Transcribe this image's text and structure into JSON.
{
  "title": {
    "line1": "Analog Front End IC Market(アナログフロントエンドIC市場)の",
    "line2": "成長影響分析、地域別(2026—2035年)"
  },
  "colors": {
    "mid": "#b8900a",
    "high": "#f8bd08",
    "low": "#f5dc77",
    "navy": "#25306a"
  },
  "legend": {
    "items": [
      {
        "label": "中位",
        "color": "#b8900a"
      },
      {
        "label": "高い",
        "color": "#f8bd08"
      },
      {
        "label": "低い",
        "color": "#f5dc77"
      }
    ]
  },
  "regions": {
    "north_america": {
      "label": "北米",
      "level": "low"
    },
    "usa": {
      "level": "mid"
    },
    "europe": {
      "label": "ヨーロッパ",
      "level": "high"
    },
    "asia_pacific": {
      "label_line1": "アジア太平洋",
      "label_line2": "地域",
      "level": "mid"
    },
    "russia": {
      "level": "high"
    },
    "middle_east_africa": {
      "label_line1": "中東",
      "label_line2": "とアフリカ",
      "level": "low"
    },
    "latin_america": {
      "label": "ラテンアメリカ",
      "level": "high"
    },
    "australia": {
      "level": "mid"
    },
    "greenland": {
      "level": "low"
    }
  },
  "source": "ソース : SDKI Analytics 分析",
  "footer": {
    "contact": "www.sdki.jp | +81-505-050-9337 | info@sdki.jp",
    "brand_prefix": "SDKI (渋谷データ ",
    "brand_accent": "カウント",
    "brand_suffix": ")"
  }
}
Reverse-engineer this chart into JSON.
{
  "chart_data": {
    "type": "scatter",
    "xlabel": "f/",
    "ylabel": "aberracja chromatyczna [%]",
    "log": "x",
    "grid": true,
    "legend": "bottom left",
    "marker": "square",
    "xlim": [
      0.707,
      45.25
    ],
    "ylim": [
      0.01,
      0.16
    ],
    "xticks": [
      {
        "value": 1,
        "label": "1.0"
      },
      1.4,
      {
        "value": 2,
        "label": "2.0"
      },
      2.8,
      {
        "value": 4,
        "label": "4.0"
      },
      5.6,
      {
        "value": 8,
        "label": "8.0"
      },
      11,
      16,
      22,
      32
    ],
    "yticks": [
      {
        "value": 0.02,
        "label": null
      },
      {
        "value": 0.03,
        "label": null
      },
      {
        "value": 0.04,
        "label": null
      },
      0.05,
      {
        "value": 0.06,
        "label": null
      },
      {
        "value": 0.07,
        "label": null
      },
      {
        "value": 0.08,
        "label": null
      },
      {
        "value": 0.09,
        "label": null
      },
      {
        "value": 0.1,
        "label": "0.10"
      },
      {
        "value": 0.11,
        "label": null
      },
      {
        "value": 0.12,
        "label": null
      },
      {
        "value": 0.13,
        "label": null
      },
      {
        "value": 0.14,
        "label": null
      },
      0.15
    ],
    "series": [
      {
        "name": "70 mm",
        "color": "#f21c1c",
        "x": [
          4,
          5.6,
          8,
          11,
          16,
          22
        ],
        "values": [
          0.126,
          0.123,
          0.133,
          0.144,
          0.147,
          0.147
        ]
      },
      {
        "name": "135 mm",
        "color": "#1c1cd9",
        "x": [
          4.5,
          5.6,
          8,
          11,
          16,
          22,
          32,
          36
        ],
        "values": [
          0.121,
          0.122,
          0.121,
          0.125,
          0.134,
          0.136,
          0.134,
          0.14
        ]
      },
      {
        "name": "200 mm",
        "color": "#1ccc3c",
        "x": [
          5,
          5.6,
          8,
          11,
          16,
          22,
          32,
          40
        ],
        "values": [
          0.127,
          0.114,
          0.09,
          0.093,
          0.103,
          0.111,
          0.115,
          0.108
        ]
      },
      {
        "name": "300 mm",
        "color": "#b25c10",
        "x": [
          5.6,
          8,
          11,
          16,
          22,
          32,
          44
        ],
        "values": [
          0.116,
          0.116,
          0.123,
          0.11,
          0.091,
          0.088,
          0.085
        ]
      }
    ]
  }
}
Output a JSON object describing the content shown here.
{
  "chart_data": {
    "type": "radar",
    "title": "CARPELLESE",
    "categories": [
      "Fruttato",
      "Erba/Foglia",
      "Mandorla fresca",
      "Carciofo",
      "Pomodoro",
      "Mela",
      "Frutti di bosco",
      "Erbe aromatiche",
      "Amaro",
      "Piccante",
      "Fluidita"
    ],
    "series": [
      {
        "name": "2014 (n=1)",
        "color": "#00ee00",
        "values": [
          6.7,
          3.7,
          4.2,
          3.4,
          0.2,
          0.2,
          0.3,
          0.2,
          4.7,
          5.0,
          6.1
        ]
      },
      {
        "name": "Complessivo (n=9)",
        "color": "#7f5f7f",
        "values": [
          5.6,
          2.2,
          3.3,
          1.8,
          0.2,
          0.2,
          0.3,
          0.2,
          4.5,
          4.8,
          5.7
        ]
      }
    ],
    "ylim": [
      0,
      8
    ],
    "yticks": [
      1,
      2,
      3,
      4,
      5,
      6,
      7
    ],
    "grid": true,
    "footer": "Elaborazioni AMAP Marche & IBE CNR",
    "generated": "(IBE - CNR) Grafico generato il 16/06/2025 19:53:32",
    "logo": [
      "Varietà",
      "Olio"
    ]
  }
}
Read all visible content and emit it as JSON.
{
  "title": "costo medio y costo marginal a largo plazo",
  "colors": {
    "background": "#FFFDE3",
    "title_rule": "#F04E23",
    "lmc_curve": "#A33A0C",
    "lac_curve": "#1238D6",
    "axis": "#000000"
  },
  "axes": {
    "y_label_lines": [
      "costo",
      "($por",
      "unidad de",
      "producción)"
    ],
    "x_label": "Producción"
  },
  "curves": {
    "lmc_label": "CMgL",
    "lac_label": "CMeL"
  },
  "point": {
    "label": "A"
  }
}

## Instructions for the task
Lines that include the word "this" — how many are there in the data? Answer with the number alone.

## Solution to the problem
2